Exercise requirements: Copy, from the entries below, each line in which the string "расчетов" appears.

Information provided:
□ □ □ □ □ □ □

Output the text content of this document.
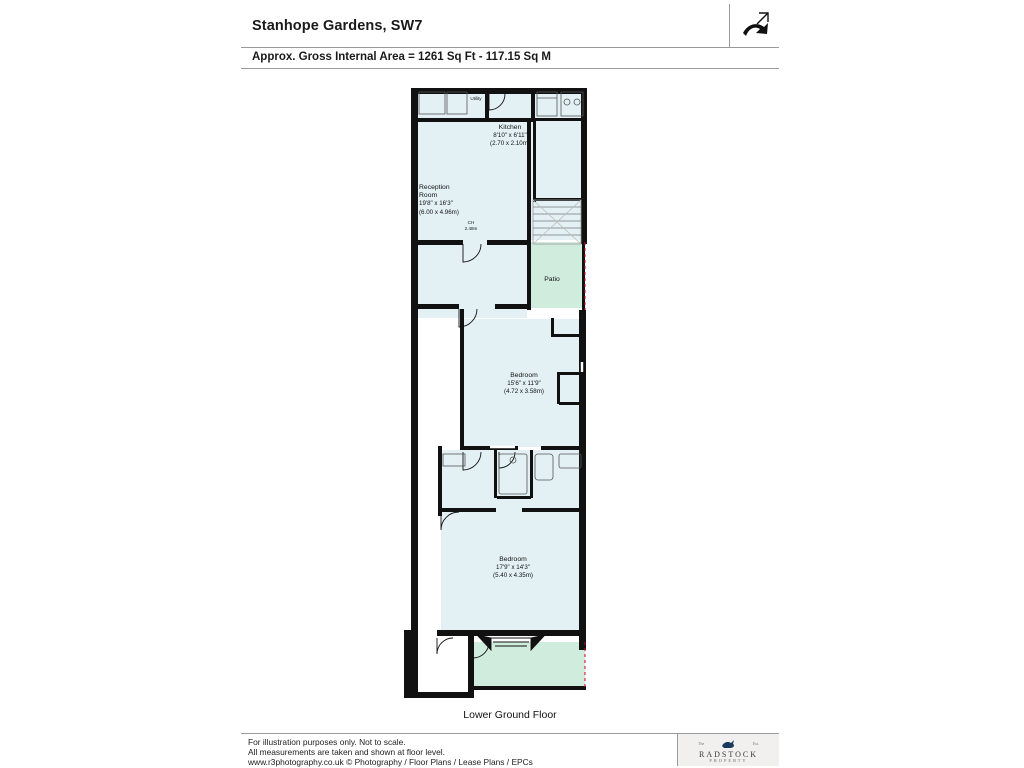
Stanhope Gardens, SW7
Approx. Gross Internal Area = 1261 Sq Ft - 117.15 Sq M
Utility
Kitchen
8'10" x 6'11"
(2.70 x 2.10m)
Reception
Room
19'8" x 16'3"
(6.00 x 4.96m)
CH
2.48m
Patio
Bedroom
15'6" x 11'9"
(4.72 x 3.58m)
Bedroom
17'9" x 14'3"
(5.40 x 4.35m)
Lower Ground Floor
For illustration purposes only. Not to scale.
All measurements are taken and shown at floor level.
www.r3photography.co.uk © Photography / Floor Plans / Lease Plans / EPCs
The	Est.
RADSTOCK
PROPERTY
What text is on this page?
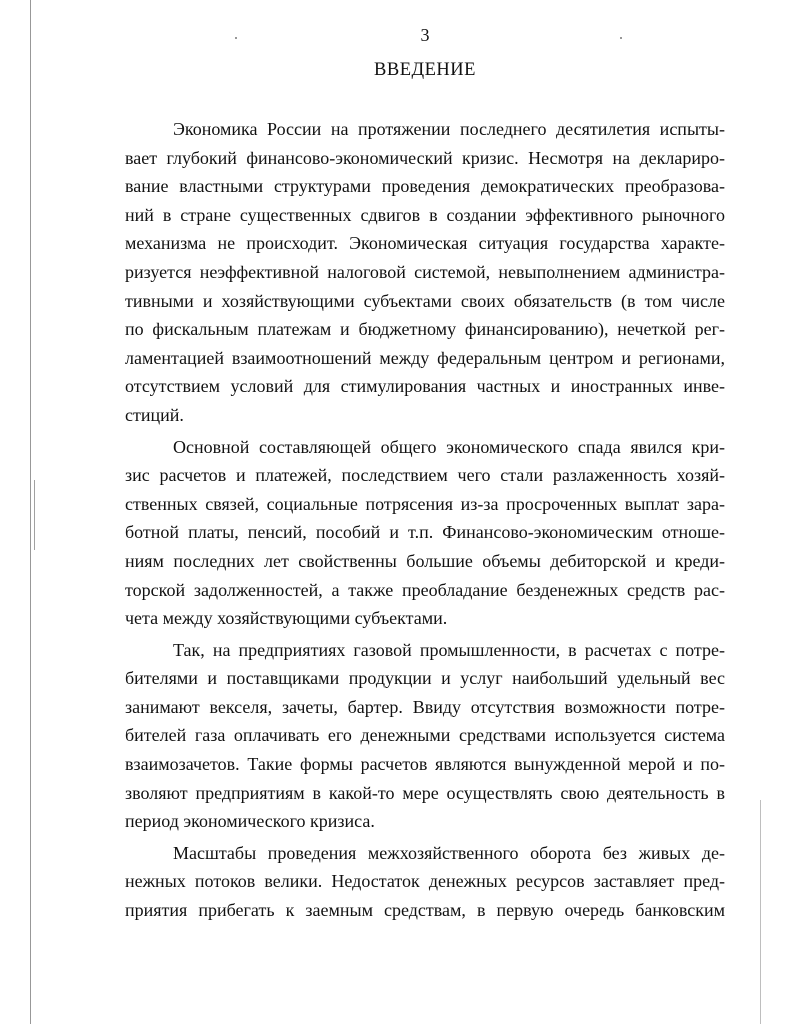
3
ВВЕДЕНИЕ
Экономика России на протяжении последнего десятилетия испыты-
вает глубокий финансово-экономический кризис. Несмотря на деклариро-
вание властными структурами проведения демократических преобразова-
ний в стране существенных сдвигов в создании эффективного рыночного
механизма не происходит. Экономическая ситуация государства характе-
ризуется неэффективной налоговой системой, невыполнением администра-
тивными и хозяйствующими субъектами своих обязательств (в том числе
по фискальным платежам и бюджетному финансированию), нечеткой рег-
ламентацией взаимоотношений между федеральным центром и регионами,
отсутствием условий для стимулирования частных и иностранных инве-
стиций.
Основной составляющей общего экономического спада явился кри-
зис расчетов и платежей, последствием чего стали разлаженность хозяй-
ственных связей, социальные потрясения из-за просроченных выплат зара-
ботной платы, пенсий, пособий и т.п. Финансово-экономическим отноше-
ниям последних лет свойственны большие объемы дебиторской и креди-
торской задолженностей, а также преобладание безденежных средств рас-
чета между хозяйствующими субъектами.
Так, на предприятиях газовой промышленности, в расчетах с потре-
бителями и поставщиками продукции и услуг наибольший удельный вес
занимают векселя, зачеты, бартер. Ввиду отсутствия возможности потре-
бителей газа оплачивать его денежными средствами используется система
взаимозачетов. Такие формы расчетов являются вынужденной мерой и по-
зволяют предприятиям в какой-то мере осуществлять свою деятельность в
период экономического кризиса.
Масштабы проведения межхозяйственного оборота без живых де-
нежных потоков велики. Недостаток денежных ресурсов заставляет пред-
приятия прибегать к заемным средствам, в первую очередь банковским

□ □ □ □ □ □ □

Final answer:
зис расчетов и платежей, последствием чего стали разлаженность хозяй-
взаимозачетов. Такие формы расчетов являются вынужденной мерой и по-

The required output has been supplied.